● **DATA EXTRACTS**
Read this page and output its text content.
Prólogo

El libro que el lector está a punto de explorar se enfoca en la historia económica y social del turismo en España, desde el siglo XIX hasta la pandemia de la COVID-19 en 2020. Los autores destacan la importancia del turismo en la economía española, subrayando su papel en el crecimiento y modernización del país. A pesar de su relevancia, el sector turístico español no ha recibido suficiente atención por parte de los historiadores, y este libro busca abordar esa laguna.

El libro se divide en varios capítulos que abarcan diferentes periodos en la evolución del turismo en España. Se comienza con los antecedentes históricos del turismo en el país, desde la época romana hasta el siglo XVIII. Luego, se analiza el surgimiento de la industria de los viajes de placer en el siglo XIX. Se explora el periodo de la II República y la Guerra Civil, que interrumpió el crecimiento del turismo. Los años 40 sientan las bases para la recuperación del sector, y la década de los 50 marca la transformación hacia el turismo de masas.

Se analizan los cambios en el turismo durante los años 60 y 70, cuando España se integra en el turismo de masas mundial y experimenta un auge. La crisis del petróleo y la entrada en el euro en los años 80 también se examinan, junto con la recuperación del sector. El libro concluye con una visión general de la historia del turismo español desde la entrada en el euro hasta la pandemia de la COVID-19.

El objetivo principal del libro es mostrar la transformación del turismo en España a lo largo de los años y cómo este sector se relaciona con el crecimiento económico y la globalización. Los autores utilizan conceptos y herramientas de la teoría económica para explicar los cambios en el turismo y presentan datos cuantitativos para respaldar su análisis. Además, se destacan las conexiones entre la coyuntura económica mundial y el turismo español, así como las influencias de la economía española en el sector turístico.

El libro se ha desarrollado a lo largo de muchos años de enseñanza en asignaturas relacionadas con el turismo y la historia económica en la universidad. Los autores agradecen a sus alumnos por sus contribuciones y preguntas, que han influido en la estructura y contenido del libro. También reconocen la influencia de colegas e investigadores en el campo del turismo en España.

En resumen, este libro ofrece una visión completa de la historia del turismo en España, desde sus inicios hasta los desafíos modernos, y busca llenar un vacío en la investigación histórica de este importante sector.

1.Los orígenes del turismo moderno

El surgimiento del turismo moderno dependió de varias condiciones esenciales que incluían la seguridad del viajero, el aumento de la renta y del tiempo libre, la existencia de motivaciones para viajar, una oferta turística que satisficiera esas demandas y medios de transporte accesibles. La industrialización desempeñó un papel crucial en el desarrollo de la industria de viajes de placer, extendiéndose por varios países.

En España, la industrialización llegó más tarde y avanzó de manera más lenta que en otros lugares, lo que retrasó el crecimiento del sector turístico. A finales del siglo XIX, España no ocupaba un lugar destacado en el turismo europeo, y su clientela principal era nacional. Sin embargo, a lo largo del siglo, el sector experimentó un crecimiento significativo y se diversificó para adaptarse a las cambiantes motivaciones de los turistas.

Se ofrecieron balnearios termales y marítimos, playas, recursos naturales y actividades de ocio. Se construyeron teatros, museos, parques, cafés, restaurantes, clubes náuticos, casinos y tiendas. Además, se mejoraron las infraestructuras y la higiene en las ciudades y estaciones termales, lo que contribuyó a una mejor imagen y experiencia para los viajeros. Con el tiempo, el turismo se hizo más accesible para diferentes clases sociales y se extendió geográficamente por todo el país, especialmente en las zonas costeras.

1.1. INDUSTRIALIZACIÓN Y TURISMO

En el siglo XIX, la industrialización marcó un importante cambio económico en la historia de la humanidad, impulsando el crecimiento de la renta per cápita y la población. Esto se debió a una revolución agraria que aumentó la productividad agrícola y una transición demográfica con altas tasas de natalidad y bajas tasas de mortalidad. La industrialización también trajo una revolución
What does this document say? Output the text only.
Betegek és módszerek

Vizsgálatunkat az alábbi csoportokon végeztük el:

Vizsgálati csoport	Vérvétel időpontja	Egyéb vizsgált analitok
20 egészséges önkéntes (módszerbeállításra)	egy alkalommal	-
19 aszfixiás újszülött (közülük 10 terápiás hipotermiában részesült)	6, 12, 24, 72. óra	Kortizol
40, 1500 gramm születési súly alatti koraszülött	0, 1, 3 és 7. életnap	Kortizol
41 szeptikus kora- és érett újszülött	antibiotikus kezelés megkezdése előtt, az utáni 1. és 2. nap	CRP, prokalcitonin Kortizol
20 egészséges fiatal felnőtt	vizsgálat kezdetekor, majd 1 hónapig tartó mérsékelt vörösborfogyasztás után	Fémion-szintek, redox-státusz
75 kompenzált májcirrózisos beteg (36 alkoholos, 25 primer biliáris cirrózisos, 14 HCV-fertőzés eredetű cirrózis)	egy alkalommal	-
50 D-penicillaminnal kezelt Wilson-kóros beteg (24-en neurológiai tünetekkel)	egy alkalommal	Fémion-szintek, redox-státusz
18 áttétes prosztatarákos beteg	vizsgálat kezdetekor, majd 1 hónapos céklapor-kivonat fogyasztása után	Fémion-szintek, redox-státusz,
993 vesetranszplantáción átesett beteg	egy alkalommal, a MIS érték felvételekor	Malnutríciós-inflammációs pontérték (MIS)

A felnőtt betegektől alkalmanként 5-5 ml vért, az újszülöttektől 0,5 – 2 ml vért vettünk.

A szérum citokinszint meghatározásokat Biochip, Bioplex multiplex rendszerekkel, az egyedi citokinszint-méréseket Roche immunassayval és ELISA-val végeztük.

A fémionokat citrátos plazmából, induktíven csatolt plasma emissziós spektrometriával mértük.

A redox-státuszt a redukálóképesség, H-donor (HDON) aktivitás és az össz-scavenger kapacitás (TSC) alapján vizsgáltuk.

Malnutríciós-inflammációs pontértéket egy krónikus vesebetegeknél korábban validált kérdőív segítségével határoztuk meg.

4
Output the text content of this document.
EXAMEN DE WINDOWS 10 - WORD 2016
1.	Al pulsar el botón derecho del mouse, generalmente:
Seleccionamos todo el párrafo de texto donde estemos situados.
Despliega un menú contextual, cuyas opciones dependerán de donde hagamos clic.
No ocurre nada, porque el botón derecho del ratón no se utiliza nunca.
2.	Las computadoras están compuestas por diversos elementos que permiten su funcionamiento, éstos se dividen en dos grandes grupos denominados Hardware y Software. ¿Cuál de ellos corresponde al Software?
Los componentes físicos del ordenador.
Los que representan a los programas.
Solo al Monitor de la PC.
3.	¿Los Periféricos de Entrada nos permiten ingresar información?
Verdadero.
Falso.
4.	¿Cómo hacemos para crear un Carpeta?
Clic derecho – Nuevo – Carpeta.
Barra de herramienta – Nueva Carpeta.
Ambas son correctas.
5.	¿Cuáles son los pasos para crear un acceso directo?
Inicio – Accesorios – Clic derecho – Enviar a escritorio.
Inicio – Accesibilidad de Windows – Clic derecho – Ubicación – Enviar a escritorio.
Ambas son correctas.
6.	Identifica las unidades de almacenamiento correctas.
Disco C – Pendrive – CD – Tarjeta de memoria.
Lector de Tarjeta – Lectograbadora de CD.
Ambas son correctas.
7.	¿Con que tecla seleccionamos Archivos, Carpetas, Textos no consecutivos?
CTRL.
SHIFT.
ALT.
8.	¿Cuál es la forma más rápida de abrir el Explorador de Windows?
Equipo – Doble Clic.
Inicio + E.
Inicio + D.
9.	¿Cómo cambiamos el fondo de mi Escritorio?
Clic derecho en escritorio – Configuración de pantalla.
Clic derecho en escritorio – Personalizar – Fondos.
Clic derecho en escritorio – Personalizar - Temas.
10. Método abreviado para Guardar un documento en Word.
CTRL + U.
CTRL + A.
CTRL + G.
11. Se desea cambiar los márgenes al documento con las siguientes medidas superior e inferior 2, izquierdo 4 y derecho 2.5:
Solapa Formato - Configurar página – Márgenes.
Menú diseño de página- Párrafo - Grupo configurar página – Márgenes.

● **WHAT IS EXPECTED**
Your task is to retype the records above exactly.

● **THE ANSWER**
Read this page and output its text content.
Prólogo

El libro que el lector está a punto de explorar se enfoca en la historia económica y social del turismo en España, desde el siglo XIX hasta la pandemia de la COVID-19 en 2020. Los autores destacan la importancia del turismo en la economía española, subrayando su papel en el crecimiento y modernización del país. A pesar de su relevancia, el sector turístico español no ha recibido suficiente atención por parte de los historiadores, y este libro busca abordar esa laguna.

El libro se divide en varios capítulos que abarcan diferentes periodos en la evolución del turismo en España. Se comienza con los antecedentes históricos del turismo en el país, desde la época romana hasta el siglo XVIII. Luego, se analiza el surgimiento de la industria de los viajes de placer en el siglo XIX. Se explora el periodo de la II República y la Guerra Civil, que interrumpió el crecimiento del turismo. Los años 40 sientan las bases para la recuperación del sector, y la década de los 50 marca la transformación hacia el turismo de masas.

Se analizan los cambios en el turismo durante los años 60 y 70, cuando España se integra en el turismo de masas mundial y experimenta un auge. La crisis del petróleo y la entrada en el euro en los años 80 también se examinan, junto con la recuperación del sector. El libro concluye con una visión general de la historia del turismo español desde la entrada en el euro hasta la pandemia de la COVID-19.

El objetivo principal del libro es mostrar la transformación del turismo en España a lo largo de los años y cómo este sector se relaciona con el crecimiento económico y la globalización. Los autores utilizan conceptos y herramientas de la teoría económica para explicar los cambios en el turismo y presentan datos cuantitativos para respaldar su análisis. Además, se destacan las conexiones entre la coyuntura económica mundial y el turismo español, así como las influencias de la economía española en el sector turístico.

El libro se ha desarrollado a lo largo de muchos años de enseñanza en asignaturas relacionadas con el turismo y la historia económica en la universidad. Los autores agradecen a sus alumnos por sus contribuciones y preguntas, que han influido en la estructura y contenido del libro. También reconocen la influencia de colegas e investigadores en el campo del turismo en España.

En resumen, este libro ofrece una visión completa de la historia del turismo en España, desde sus inicios hasta los desafíos modernos, y busca llenar un vacío en la investigación histórica de este importante sector.

1.Los orígenes del turismo moderno

El surgimiento del turismo moderno dependió de varias condiciones esenciales que incluían la seguridad del viajero, el aumento de la renta y del tiempo libre, la existencia de motivaciones para viajar, una oferta turística que satisficiera esas demandas y medios de transporte accesibles. La industrialización desempeñó un papel crucial en el desarrollo de la industria de viajes de placer, extendiéndose por varios países.

En España, la industrialización llegó más tarde y avanzó de manera más lenta que en otros lugares, lo que retrasó el crecimiento del sector turístico. A finales del siglo XIX, España no ocupaba un lugar destacado en el turismo europeo, y su clientela principal era nacional. Sin embargo, a lo largo del siglo, el sector experimentó un crecimiento significativo y se diversificó para adaptarse a las cambiantes motivaciones de los turistas.

Se ofrecieron balnearios termales y marítimos, playas, recursos naturales y actividades de ocio. Se construyeron teatros, museos, parques, cafés, restaurantes, clubes náuticos, casinos y tiendas. Además, se mejoraron las infraestructuras y la higiene en las ciudades y estaciones termales, lo que contribuyó a una mejor imagen y experiencia para los viajeros. Con el tiempo, el turismo se hizo más accesible para diferentes clases sociales y se extendió geográficamente por todo el país, especialmente en las zonas costeras.

1.1. INDUSTRIALIZACIÓN Y TURISMO

En el siglo XIX, la industrialización marcó un importante cambio económico en la historia de la humanidad, impulsando el crecimiento de la renta per cápita y la población. Esto se debió a una revolución agraria que aumentó la productividad agrícola y una transición demográfica con altas tasas de natalidad y bajas tasas de mortalidad. La industrialización también trajo una revolución
What does this document say? Output the text only.
Betegek és módszerek

Vizsgálatunkat az alábbi csoportokon végeztük el:

Vizsgálati csoport	Vérvétel időpontja	Egyéb vizsgált analitok
20 egészséges önkéntes (módszerbeállításra)	egy alkalommal	-
19 aszfixiás újszülött (közülük 10 terápiás hipotermiában részesült)	6, 12, 24, 72. óra	Kortizol
40, 1500 gramm születési súly alatti koraszülött	0, 1, 3 és 7. életnap	Kortizol
41 szeptikus kora- és érett újszülött	antibiotikus kezelés megkezdése előtt, az utáni 1. és 2. nap	CRP, prokalcitonin Kortizol
20 egészséges fiatal felnőtt	vizsgálat kezdetekor, majd 1 hónapig tartó mérsékelt vörösborfogyasztás után	Fémion-szintek, redox-státusz
75 kompenzált májcirrózisos beteg (36 alkoholos, 25 primer biliáris cirrózisos, 14 HCV-fertőzés eredetű cirrózis)	egy alkalommal	-
50 D-penicillaminnal kezelt Wilson-kóros beteg (24-en neurológiai tünetekkel)	egy alkalommal	Fémion-szintek, redox-státusz
18 áttétes prosztatarákos beteg	vizsgálat kezdetekor, majd 1 hónapos céklapor-kivonat fogyasztása után	Fémion-szintek, redox-státusz,
993 vesetranszplantáción átesett beteg	egy alkalommal, a MIS érték felvételekor	Malnutríciós-inflammációs pontérték (MIS)

A felnőtt betegektől alkalmanként 5-5 ml vért, az újszülöttektől 0,5 – 2 ml vért vettünk.

A szérum citokinszint meghatározásokat Biochip, Bioplex multiplex rendszerekkel, az egyedi citokinszint-méréseket Roche immunassayval és ELISA-val végeztük.

A fémionokat citrátos plazmából, induktíven csatolt plasma emissziós spektrometriával mértük.

A redox-státuszt a redukálóképesség, H-donor (HDON) aktivitás és az össz-scavenger kapacitás (TSC) alapján vizsgáltuk.

Malnutríciós-inflammációs pontértéket egy krónikus vesebetegeknél korábban validált kérdőív segítségével határoztuk meg.

4
Output the text content of this document.
EXAMEN DE WINDOWS 10 - WORD 2016
1.	Al pulsar el botón derecho del mouse, generalmente:
Seleccionamos todo el párrafo de texto donde estemos situados.
Despliega un menú contextual, cuyas opciones dependerán de donde hagamos clic.
No ocurre nada, porque el botón derecho del ratón no se utiliza nunca.
2.	Las computadoras están compuestas por diversos elementos que permiten su funcionamiento, éstos se dividen en dos grandes grupos denominados Hardware y Software. ¿Cuál de ellos corresponde al Software?
Los componentes físicos del ordenador.
Los que representan a los programas.
Solo al Monitor de la PC.
3.	¿Los Periféricos de Entrada nos permiten ingresar información?
Verdadero.
Falso.
4.	¿Cómo hacemos para crear un Carpeta?
Clic derecho – Nuevo – Carpeta.
Barra de herramienta – Nueva Carpeta.
Ambas son correctas.
5.	¿Cuáles son los pasos para crear un acceso directo?
Inicio – Accesorios – Clic derecho – Enviar a escritorio.
Inicio – Accesibilidad de Windows – Clic derecho – Ubicación – Enviar a escritorio.
Ambas son correctas.
6.	Identifica las unidades de almacenamiento correctas.
Disco C – Pendrive – CD – Tarjeta de memoria.
Lector de Tarjeta – Lectograbadora de CD.
Ambas son correctas.
7.	¿Con que tecla seleccionamos Archivos, Carpetas, Textos no consecutivos?
CTRL.
SHIFT.
ALT.
8.	¿Cuál es la forma más rápida de abrir el Explorador de Windows?
Equipo – Doble Clic.
Inicio + E.
Inicio + D.
9.	¿Cómo cambiamos el fondo de mi Escritorio?
Clic derecho en escritorio – Configuración de pantalla.
Clic derecho en escritorio – Personalizar – Fondos.
Clic derecho en escritorio – Personalizar - Temas.
10. Método abreviado para Guardar un documento en Word.
CTRL + U.
CTRL + A.
CTRL + G.
11. Se desea cambiar los márgenes al documento con las siguientes medidas superior e inferior 2, izquierdo 4 y derecho 2.5:
Solapa Formato - Configurar página – Márgenes.
Menú diseño de página- Párrafo - Grupo configurar página – Márgenes.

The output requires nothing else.